→ **Records shown**
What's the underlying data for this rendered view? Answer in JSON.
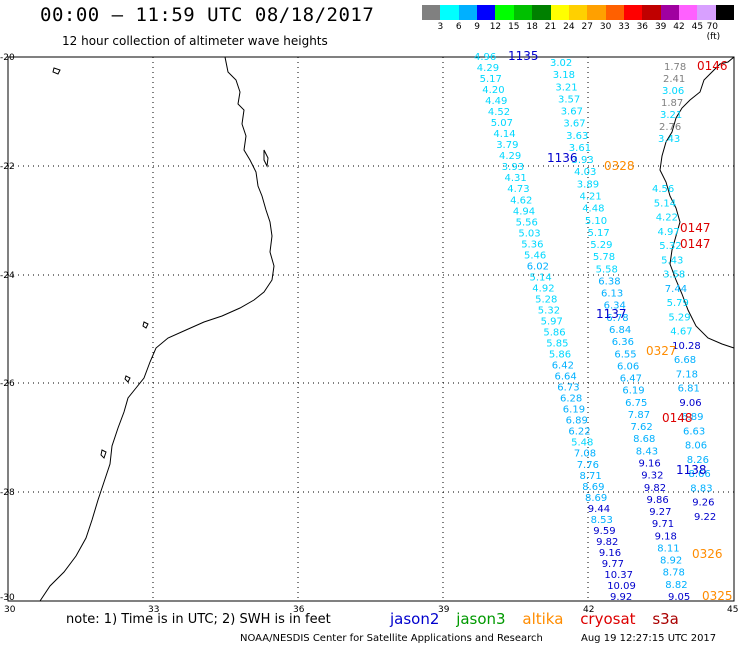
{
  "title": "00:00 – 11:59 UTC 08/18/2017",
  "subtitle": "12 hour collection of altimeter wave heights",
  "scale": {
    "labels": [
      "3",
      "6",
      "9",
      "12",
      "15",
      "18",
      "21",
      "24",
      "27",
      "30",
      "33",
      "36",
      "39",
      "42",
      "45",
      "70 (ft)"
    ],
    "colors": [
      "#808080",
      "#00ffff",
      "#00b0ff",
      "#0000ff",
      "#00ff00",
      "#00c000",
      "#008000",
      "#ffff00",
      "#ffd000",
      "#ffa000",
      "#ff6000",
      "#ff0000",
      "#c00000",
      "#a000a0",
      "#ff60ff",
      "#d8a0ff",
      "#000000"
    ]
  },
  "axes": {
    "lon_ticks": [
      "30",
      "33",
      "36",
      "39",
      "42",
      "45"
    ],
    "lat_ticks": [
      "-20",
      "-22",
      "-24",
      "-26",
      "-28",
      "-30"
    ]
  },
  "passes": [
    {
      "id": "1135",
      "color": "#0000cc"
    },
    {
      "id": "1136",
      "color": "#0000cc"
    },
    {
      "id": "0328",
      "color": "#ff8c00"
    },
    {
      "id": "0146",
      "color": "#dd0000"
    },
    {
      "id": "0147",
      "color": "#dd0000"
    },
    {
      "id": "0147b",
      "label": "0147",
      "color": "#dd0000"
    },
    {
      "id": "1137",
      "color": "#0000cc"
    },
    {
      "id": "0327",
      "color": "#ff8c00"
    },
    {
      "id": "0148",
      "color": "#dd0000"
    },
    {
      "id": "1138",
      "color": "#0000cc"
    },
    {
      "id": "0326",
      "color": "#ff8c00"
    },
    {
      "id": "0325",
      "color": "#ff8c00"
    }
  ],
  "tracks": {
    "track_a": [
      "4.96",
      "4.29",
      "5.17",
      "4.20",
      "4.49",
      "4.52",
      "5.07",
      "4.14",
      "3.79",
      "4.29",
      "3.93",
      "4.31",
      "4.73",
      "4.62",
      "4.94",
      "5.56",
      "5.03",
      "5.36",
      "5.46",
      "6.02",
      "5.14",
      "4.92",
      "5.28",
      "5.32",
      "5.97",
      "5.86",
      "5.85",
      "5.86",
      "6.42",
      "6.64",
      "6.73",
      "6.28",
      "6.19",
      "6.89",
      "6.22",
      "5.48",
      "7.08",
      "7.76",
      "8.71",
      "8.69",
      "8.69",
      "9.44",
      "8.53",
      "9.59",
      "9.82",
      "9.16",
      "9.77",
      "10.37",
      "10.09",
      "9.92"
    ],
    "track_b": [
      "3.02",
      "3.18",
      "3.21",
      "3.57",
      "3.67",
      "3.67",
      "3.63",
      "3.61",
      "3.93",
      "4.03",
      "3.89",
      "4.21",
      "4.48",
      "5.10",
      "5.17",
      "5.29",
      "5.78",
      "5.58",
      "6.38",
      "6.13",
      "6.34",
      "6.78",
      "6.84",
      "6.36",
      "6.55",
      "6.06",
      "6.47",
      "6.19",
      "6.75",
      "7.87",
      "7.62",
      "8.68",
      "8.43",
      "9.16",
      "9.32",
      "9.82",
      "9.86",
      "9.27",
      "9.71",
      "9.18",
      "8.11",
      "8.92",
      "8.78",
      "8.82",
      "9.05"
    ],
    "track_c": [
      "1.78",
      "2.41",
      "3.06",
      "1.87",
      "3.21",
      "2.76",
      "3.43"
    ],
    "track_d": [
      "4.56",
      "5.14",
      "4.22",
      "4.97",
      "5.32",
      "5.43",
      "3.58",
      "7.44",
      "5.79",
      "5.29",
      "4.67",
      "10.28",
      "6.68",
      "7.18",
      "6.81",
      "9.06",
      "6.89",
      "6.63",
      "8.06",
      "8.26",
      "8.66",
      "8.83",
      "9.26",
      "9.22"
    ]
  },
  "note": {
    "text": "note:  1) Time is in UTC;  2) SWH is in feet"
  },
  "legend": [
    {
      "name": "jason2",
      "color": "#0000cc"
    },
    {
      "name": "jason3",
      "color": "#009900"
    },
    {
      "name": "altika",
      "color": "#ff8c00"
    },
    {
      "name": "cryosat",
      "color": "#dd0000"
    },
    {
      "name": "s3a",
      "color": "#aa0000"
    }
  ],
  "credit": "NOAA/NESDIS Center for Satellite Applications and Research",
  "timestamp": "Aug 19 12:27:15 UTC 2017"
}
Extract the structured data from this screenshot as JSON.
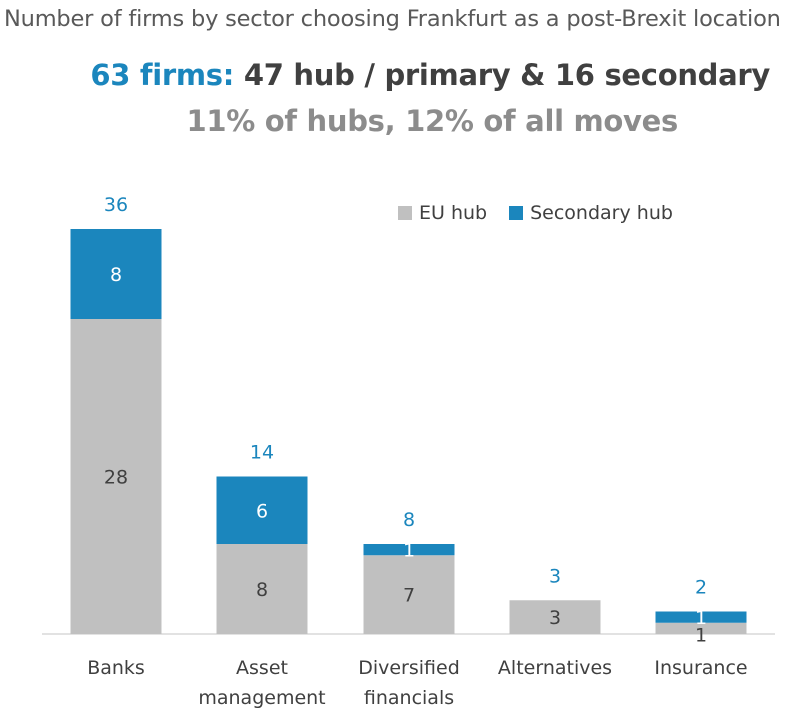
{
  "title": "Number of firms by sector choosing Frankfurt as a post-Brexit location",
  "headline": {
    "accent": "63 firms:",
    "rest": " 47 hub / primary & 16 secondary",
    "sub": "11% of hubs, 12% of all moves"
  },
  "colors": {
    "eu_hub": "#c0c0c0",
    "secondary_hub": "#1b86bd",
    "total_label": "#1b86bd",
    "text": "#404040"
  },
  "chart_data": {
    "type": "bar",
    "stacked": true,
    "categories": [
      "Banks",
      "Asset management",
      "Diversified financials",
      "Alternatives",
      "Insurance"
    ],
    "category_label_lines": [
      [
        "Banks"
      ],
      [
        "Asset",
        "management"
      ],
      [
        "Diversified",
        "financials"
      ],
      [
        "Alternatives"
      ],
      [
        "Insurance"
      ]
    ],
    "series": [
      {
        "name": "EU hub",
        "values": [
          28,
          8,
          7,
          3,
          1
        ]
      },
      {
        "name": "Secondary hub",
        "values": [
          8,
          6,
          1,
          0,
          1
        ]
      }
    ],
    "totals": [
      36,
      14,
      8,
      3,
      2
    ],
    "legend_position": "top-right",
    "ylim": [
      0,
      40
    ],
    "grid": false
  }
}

→ **Objective**
Copy every line from the entries that contains the word "note".

→ **Complete answer**
  "note": {
    "text": "note:  1) Time is in UTC;  2) SWH is in feet"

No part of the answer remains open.